▶ _Problem a_
Answer these questions using the scythe course text:
(i) How many course sessions are offered, and in which months?
(ii) What can be done if you don't want to carry home the scythe you bought on the course?
(iii) Which three creatures adorn the palette of flowers in the meadow?

▶ _Source passage_
>>>>

Come and visit Sweden and let the scythe course be a highlight on your trip - when we have foreign gusests we do the course in English. We are organizing scythe courses at a number of exciting locations from South- to mid Sweden. How about an apple orchard at Stråvillan in Sala, a summer pasture in Dalarna, or the wonderful Kosters gardens in the middle of summer paradise in the west coast arcipelago? We get to visit magnificent gardens, small but ambitious eco-farms, dedicated people - and mow with a scythe together!

60 course sessions from May - August

In the courses, you will gain theoretical knowledge, lots of practical exercise, and personal feedback. Wonderful community and Swedish summer are, of course, also included!

If you do not want to carry your own scythe you bought on the course we can always send it direct to your home. 

You will learn:

  • how to assemble and set the correct angles on your scythe
  • how to peen & hone to make the scythe really sharp
  • safe handling of the scythe
  • basic mowing technique
  • how to mow both short and tall grass
  • how the cut grass becomes a resource in your garden

Listen to what a couple of people have to say about our scythe course! 


Well-maintained garden - your insect hotel

You take down the scythe from the tree and mow where needed, the paths in the meadow, the small lawn. Quiet, quiet... you mow high and low grass, the neighbors aren't disturbed, you hear birds. Perhaps you are barefoot and sence the soft moist grass under your feet. The scents - your breaths, the rhythm. The feeling that it's so sharp that the grass cuts without effort. You see the tall grass and know that you can cut it really nicely when the time comes.

The experience that the scythe is just an extension of your body - it's damn unbeatable and that's what we want to offer you!

The swifts whizzing past over your garden on a summer evening in search of insects. They have chosen you - because you feed them with your vision of a well-maintained garden. Your place on Earth. Your meadow where the palette of flowers is adorned by beetles, hoverflies, and bumblebees feasting on the meadow's buffet.

The hedgehog that has chosen you because you invite it. The pile of leaves, the pile of twigs. The big beetles it likes. The dead tree teeming with life - the woodpecker knows. The tree falls, and you watch as it returns to the earth. Years pass, life persists.

Birds outside your window on a sparkling winter day - cozy, lively. They eat organic, of course, because you know how everything is connected. More skylarks on organic fields, more insects for the swallows over those fields. All birds are equally important. Well, almost... we believe one should especially protect those who are struggling, and it's NOT the ones that come to feedings in winter. That's why it's extra important to think bigger - to see the whole picture. That's where we take responsibility - and want to inspire you too to see the bigger picture, to think in multiple steps. For example, the fat ball that the blue tit likes contributes to deforestation somewhere else where species and habitats are threatened.

<<<<

▶ _Extracted records_
>>>>

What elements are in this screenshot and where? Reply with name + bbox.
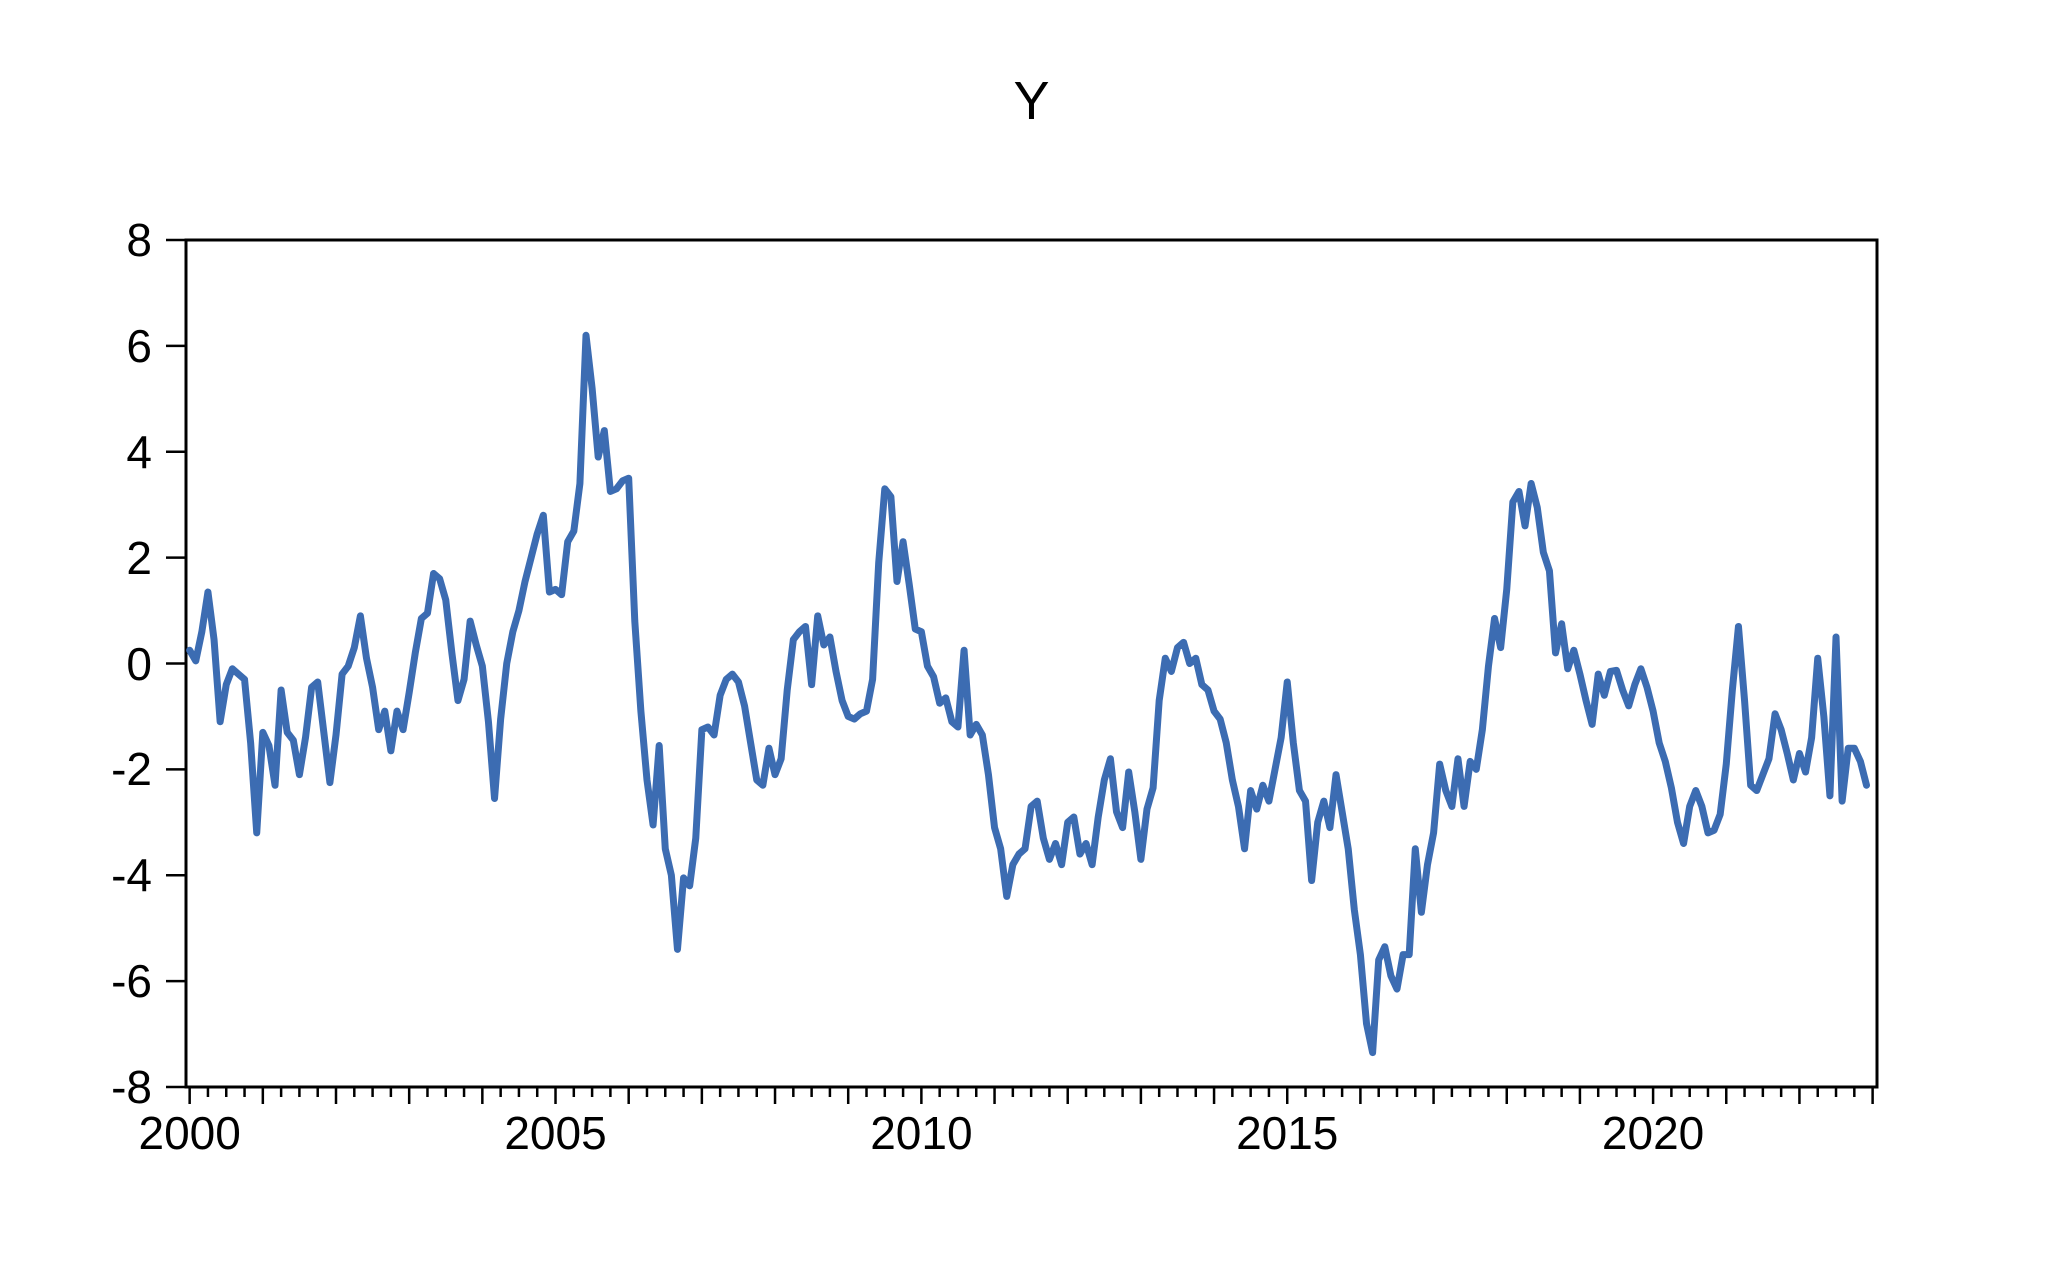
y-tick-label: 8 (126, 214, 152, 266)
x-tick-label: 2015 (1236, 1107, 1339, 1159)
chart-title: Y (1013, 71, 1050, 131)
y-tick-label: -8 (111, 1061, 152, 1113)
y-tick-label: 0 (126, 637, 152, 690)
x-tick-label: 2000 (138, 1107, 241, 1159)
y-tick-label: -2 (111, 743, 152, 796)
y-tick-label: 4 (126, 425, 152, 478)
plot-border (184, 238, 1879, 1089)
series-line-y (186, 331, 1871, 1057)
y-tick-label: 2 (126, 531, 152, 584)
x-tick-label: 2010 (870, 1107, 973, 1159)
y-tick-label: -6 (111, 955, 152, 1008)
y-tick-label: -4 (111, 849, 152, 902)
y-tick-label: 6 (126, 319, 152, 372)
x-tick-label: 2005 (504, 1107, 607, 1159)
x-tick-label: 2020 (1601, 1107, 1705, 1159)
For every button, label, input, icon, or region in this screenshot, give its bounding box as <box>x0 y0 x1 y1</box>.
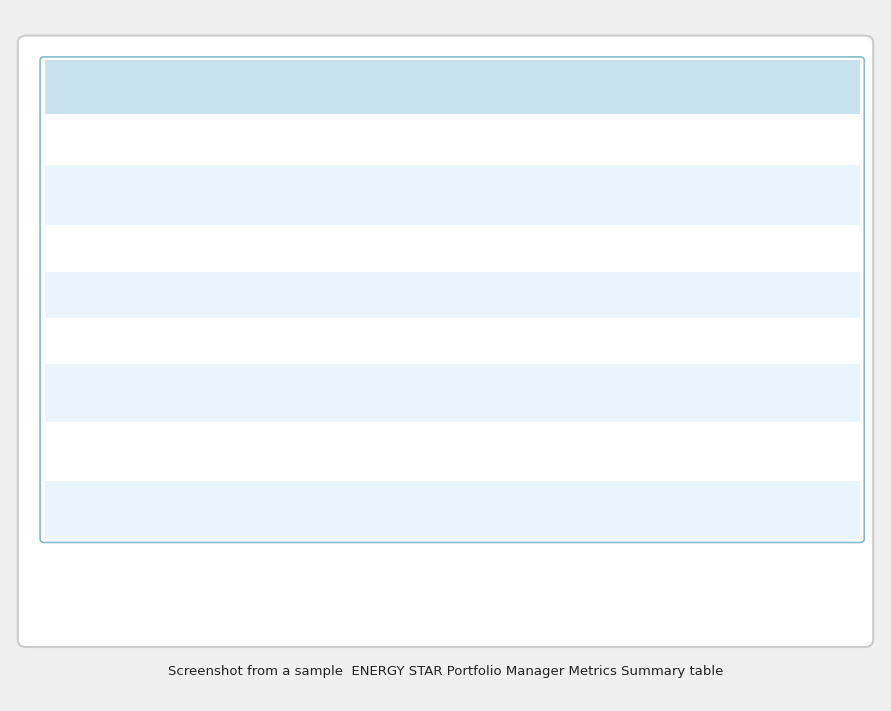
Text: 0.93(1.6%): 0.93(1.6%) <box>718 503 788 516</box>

<<<<

▶ _Problem b_
Write out the rows from the start of the rows through the line containing "x-tick-label: 2000 (138, 1107, 241, 1159)", both ends included. Leave the pictures out.

▶ _Finished answer a_
(i) 60 course sessions, from May to August.
(ii) It can be sent directly to your home.
(iii) Beetles, hoverflies, and bumblebees.

▶ _Finished answer b_
What elements are in this screenshot and where? Reply with name + bbox.
y-tick-label: 8 (126, 214, 152, 266)
x-tick-label: 2015 (1236, 1107, 1339, 1159)
chart-title: Y (1013, 71, 1050, 131)
y-tick-label: -8 (111, 1061, 152, 1113)
y-tick-label: 0 (126, 637, 152, 690)
x-tick-label: 2000 (138, 1107, 241, 1159)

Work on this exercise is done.